== Document excerpt

Entire neighbourhoods remain blanketed by a pungent stench which locals say is caused by still unrecovered bodies, broken sewage systems and illegal trash dumps.

 

Many family homes on the banks of the Tigris River have remained largely undamaged, but are still off limits because Daesh booby-trapped them.

 

"For months, I've been trying to sell my home in the Old City because it's too damaged to live in," said 62-year-old Saad Gergis. "But no one wants to buy it because it's surrounded by homes emitting horrible smells."

 

The Daesh group, which ran a self-declared "caliphate" across vast parts of Syria and Iraq, captured Mosul in 2014 but was driven out by the Iraqi army in mid-2017 after months of gruelling street fighting.

 

Many Mosul residents long waited for compensation or rebuilding -- in vain, as Iraq remains mired in political and economic crisis.

 

Gergis finally scraped together what he could and bought a plot of land outside the city to build a new home for his wife and four children.

 

Until the house is ready, his family is living in a rented apartment across town, on the eastern outskirts of Mosul.

 

Returning to his old neighbourhood is difficult for Gergis, who lived for three years under brutal Daesh rule.

 

"When I go back, I can see all the old horrors of Daesh: the killings, the explosions, the executions," he told AFP.

 

Waiting for state help 

 

Daesh may have been defeated in Mosul, but Iraq is now struggling through its worst economic crisis in years, deepened by last year's collapse of oil prices and the coronavirus pandemic.

 

The dinar currency has been devalued by 25 per cent.

====

=== What to work on ===
- a) Name every cause the Mosul report says locals give for the stench over entire neighbourhoods.
- b) Resume the Mosul report after its final sentence about the dinar.
The items below the Mosul report come from a separate source.

== Information given

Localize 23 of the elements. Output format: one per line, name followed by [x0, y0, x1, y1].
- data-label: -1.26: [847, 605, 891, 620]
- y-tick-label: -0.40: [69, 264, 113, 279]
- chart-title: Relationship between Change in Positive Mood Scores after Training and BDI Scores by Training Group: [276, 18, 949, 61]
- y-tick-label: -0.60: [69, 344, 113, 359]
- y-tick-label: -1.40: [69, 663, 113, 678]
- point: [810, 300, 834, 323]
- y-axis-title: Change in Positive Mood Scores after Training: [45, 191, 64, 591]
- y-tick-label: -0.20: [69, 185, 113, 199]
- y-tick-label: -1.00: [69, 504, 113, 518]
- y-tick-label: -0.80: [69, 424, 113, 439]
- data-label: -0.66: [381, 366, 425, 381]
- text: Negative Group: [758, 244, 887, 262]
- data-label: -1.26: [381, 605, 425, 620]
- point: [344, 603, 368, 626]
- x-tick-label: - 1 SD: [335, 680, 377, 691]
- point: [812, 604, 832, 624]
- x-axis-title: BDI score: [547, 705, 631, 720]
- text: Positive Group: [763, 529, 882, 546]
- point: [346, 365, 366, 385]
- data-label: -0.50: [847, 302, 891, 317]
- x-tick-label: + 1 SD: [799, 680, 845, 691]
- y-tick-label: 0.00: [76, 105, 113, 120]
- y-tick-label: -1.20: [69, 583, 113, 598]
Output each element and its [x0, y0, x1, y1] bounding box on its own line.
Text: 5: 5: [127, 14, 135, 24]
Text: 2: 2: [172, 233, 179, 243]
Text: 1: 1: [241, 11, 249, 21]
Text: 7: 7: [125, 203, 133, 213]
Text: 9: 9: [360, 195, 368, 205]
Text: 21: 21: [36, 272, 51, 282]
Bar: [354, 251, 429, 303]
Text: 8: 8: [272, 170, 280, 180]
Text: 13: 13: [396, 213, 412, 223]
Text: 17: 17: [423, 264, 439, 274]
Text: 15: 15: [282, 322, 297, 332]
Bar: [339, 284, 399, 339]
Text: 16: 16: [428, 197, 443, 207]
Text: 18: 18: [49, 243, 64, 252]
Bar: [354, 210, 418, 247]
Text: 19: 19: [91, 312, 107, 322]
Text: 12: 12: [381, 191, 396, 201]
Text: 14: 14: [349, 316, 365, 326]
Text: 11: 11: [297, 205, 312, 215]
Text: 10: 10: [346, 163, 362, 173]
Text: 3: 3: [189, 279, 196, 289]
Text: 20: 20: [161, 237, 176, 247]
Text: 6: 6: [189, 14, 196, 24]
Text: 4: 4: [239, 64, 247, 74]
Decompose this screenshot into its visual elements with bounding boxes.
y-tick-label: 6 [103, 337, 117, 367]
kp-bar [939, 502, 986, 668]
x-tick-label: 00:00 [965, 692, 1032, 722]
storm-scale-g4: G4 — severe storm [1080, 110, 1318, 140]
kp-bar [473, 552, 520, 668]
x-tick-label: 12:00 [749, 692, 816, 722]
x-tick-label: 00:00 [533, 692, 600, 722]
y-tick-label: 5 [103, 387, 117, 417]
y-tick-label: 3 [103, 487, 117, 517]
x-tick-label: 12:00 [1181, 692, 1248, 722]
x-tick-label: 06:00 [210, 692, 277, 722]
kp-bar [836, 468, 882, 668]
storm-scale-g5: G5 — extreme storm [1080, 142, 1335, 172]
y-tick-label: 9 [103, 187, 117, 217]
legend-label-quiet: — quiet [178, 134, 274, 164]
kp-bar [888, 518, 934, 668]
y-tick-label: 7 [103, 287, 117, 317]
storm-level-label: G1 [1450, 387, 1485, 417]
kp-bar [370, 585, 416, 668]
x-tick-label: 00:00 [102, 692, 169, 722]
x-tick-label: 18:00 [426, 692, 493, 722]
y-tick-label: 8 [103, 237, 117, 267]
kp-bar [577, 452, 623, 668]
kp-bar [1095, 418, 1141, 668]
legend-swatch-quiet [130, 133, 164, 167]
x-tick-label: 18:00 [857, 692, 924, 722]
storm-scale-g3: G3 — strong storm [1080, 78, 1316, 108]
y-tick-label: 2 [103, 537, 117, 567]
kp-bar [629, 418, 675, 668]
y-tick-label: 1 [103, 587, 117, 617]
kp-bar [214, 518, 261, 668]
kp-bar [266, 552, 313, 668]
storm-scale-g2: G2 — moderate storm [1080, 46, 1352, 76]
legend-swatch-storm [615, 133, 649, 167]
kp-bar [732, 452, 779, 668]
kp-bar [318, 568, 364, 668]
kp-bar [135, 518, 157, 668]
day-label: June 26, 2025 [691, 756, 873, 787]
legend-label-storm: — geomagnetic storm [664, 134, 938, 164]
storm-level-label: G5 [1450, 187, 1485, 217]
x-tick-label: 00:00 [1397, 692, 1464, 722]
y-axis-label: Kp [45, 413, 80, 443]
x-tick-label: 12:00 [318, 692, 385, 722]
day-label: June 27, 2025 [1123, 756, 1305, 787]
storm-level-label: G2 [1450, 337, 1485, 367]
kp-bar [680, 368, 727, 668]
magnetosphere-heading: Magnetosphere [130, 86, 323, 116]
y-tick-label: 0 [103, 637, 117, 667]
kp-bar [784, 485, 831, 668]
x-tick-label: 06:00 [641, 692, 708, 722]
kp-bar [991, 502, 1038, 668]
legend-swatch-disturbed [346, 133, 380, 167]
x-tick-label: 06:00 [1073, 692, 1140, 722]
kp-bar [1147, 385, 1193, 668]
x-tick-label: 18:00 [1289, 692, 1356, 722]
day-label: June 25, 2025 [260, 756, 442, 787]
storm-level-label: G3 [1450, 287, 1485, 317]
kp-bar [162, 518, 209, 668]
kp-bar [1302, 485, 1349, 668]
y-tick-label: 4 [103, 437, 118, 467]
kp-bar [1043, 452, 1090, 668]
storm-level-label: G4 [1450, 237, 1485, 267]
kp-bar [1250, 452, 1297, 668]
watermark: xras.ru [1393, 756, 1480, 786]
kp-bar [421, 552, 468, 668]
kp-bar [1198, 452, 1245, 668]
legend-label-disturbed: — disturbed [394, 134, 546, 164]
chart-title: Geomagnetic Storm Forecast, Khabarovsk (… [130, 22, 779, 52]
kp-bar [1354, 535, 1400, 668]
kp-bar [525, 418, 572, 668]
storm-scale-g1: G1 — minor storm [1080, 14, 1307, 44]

====

=== Answers for each item ===
- a) Still unrecovered bodies, broken sewage systems and illegal trash dumps.

- b)
 

"I bought my home well before the war at 60 million Iraqi dinars," around $50,000 at the time, Gergis told AFP. "It's not even worth a quarter of that now. It's the same for all the houses of the Old City."

 

Mosul real estate agent Maher al-Naqib said property prices have collapsed across a devastated city which has seen little government help.

 

"The state has not paid for the damage, public services have not been restored, government buildings haven't reopened and bridges have not been rebuilt," he said.

 

According to local authorities, Mosul has sent 90,000 requests for compensation to the central government, including 40,000 for the loss of a loved one and 50,000 for destroyed property.

 

But with dwindling state resources, Baghdad has compensated just 2,500 families.

 

As a result, Naqib said, the once expensive Old City has seen property prices "drop dramatically".

 

Flight to new suburbs 

 

Many have turned their backs on Mosul's once beloved centre.

 

Naqib said its original residents have been flocking to his offices to enquire about buying land in the suburbs, which is cheaper and now features better services.

 

On Mosul's outer edges, farmlands are being gradually replaced by residential complexes with neatly paved roads, reliable electricity and clean water.

 

The new suburbs with names like Zayyuna, Fellah-2 and Jamiyati promise the normalcy and basic services that many Mosul residents have missed for most of the past decade.

 

Yunes Hassun, a 56-year-old real estate developer from Mosul, said these new suburbs are the city's future.

 

"These massive building complexes are easier to register with authorities than the old cadastral lots, where the bureaucratic process scares people," he said.

 

It's also cheaper, he said, with land selling at the equivalent of $75 to $200 per square metre.

 

Uday Hamid, 42, bought a piece of land just over a year ago and recently finished building his home.

 

"I was able to buy 200 square metres for around 20 million dinars, while the same money would have bought me half that size in Mosul's city centre," he told AFP.

 

The father of five said sales are booming in the area.

 

Turning farmland into residential property usually requires a long bureaucratic process under Iraqi zoning laws.

 

But with Mosul's city-wide reconstruction unlikely, compensation apparently far-off and nearly 1.2 million people still displaced across Iraq, few are paying attention to such regulations -- and authorities are struggling to keep up.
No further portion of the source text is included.